**TASK**
Please quote every line word for word.

**GIVEN INFORMATION**
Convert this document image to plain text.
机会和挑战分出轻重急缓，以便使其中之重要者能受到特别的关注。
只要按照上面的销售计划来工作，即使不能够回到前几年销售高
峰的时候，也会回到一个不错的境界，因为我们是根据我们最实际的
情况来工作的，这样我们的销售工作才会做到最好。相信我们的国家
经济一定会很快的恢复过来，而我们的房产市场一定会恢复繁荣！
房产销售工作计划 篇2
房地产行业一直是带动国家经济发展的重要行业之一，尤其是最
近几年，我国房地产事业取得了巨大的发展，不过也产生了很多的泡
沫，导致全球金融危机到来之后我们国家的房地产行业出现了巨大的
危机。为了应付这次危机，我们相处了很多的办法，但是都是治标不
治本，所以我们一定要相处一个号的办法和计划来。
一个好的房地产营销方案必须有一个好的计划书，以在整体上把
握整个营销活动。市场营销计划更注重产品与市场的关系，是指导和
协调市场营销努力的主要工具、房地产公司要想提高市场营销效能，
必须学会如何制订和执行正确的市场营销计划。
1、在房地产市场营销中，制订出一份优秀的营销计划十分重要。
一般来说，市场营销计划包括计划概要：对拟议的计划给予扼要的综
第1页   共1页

**SOLVED PROBLEM**
Convert this document image to plain text.
机会和挑战分出轻重急缓，以便使其中之重要者能受到特别的关注。
只要按照上面的销售计划来工作，即使不能够回到前几年销售高
峰的时候，也会回到一个不错的境界，因为我们是根据我们最实际的
情况来工作的，这样我们的销售工作才会做到最好。相信我们的国家
经济一定会很快的恢复过来，而我们的房产市场一定会恢复繁荣！
房产销售工作计划 篇2
房地产行业一直是带动国家经济发展的重要行业之一，尤其是最
近几年，我国房地产事业取得了巨大的发展，不过也产生了很多的泡
沫，导致全球金融危机到来之后我们国家的房地产行业出现了巨大的
危机。为了应付这次危机，我们相处了很多的办法，但是都是治标不
治本，所以我们一定要相处一个号的办法和计划来。
一个好的房地产营销方案必须有一个好的计划书，以在整体上把
握整个营销活动。市场营销计划更注重产品与市场的关系，是指导和
协调市场营销努力的主要工具、房地产公司要想提高市场营销效能，
必须学会如何制订和执行正确的市场营销计划。
1、在房地产市场营销中，制订出一份优秀的营销计划十分重要。
一般来说，市场营销计划包括计划概要：对拟议的计划给予扼要的综
第1页   共1页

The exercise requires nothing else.